# Exercise requirements:
Copy each line below in which the word "this" occurs.

---- Task material

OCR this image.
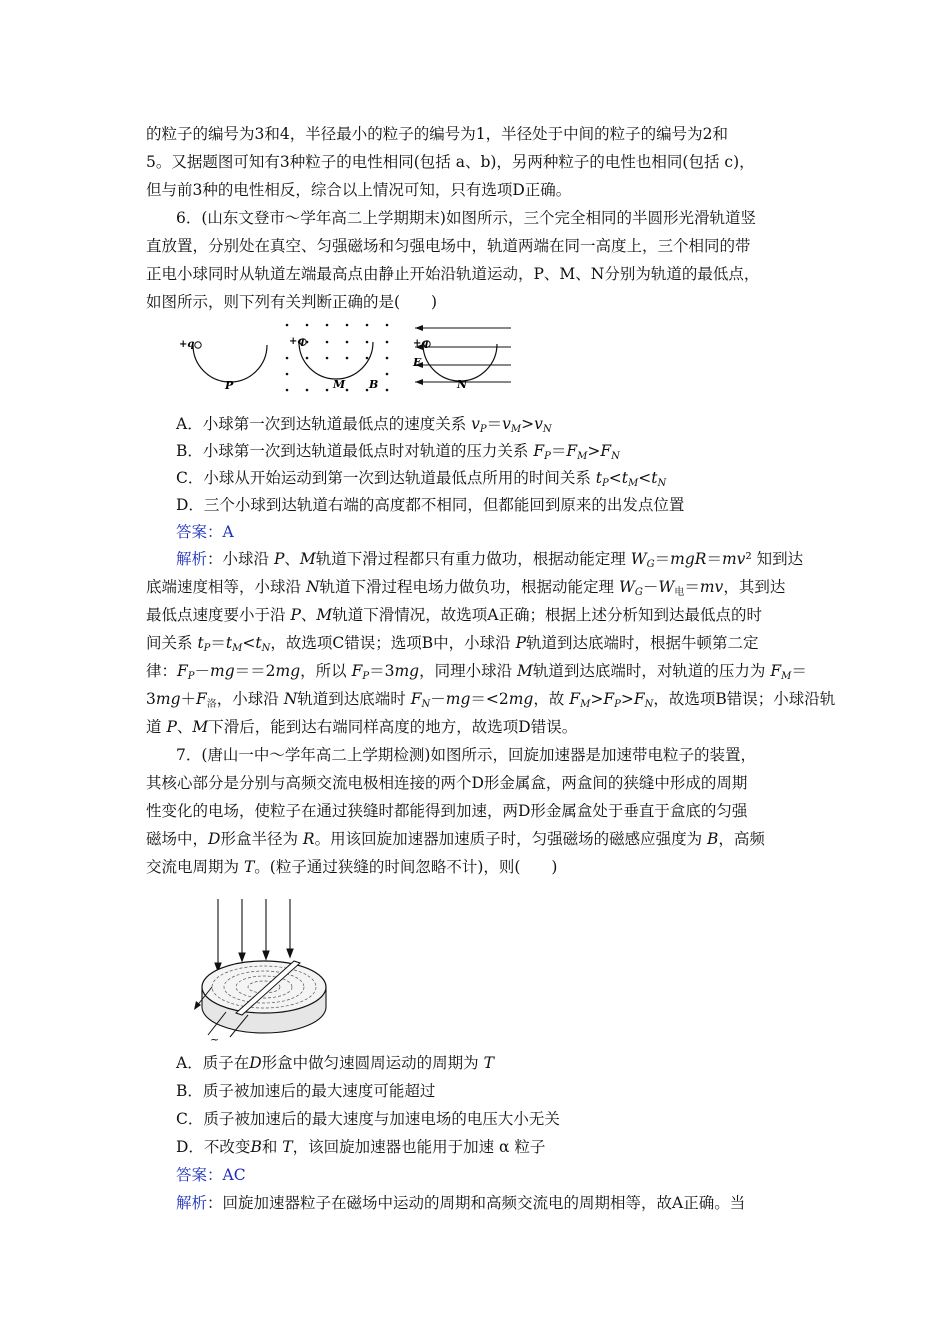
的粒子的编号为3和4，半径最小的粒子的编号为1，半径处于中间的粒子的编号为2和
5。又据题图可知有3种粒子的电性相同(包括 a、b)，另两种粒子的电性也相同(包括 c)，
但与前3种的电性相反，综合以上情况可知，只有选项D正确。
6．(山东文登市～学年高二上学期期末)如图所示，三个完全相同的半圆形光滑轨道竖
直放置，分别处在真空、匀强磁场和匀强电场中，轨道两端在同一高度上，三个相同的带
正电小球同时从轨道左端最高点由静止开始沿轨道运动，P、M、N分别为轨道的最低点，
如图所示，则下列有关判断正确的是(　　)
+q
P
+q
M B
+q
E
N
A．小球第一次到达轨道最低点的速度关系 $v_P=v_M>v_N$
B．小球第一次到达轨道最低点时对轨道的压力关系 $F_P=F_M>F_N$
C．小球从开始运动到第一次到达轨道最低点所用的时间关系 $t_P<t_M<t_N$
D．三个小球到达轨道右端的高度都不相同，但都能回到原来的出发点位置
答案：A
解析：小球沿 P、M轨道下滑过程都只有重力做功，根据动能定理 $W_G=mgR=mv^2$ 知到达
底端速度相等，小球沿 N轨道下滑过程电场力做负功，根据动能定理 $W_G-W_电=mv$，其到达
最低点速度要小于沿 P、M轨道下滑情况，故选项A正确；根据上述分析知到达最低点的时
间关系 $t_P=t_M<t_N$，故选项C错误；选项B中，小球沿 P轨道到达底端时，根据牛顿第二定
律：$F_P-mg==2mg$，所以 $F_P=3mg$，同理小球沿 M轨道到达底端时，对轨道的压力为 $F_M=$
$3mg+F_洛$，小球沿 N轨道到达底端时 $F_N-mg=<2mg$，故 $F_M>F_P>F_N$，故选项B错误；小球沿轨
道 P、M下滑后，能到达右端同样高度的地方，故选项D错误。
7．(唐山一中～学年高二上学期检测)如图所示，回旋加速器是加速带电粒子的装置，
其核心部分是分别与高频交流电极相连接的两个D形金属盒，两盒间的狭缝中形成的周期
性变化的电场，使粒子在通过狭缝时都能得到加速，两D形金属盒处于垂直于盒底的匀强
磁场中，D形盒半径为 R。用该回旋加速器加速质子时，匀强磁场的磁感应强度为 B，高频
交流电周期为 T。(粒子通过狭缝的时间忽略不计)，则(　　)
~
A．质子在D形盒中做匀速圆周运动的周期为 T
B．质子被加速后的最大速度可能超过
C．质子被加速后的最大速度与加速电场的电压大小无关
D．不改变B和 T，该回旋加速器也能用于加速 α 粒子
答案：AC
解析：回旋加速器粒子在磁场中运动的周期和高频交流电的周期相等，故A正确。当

--------
---- Task material

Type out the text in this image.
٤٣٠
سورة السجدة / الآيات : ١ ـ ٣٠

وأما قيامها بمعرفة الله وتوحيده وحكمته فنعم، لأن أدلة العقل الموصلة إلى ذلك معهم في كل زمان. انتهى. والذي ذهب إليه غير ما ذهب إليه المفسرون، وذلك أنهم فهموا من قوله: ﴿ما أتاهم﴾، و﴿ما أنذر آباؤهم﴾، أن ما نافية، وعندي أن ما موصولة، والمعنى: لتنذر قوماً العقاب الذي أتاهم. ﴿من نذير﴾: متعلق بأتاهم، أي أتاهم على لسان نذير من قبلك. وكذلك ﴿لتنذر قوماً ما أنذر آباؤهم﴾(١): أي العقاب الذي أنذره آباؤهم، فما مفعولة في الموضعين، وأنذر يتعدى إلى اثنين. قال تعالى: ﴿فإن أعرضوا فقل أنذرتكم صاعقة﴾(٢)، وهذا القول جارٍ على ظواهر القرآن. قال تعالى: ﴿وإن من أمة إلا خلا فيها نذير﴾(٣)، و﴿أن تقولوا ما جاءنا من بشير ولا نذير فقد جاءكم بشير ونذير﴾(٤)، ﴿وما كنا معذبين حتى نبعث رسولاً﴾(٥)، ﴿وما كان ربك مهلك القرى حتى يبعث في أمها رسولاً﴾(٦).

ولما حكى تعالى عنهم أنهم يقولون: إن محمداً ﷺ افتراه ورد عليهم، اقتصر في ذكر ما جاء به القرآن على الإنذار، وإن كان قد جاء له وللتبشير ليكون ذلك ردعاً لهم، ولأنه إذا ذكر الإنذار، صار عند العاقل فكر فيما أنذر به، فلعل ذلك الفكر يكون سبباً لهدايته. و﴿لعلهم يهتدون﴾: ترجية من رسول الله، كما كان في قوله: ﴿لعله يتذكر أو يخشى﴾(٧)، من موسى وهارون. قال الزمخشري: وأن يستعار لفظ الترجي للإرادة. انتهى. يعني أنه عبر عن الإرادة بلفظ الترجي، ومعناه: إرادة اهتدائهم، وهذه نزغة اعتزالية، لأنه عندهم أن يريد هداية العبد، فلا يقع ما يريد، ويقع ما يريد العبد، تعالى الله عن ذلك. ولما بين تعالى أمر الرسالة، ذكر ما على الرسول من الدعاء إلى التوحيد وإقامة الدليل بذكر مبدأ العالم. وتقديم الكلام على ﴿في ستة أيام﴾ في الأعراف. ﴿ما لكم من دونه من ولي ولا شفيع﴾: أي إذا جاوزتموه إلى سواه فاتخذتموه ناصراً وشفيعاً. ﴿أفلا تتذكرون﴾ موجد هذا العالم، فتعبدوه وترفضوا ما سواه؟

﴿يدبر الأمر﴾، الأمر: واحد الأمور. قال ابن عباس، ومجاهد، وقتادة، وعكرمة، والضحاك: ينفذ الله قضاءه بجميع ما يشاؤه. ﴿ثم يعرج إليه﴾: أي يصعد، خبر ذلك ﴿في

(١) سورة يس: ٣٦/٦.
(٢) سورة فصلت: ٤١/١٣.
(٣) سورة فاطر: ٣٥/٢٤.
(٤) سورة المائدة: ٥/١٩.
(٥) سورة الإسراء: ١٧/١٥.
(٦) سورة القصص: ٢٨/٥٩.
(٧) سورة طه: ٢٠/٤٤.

--------

# Expected answer:
OCR this image.
Type out the text in this image.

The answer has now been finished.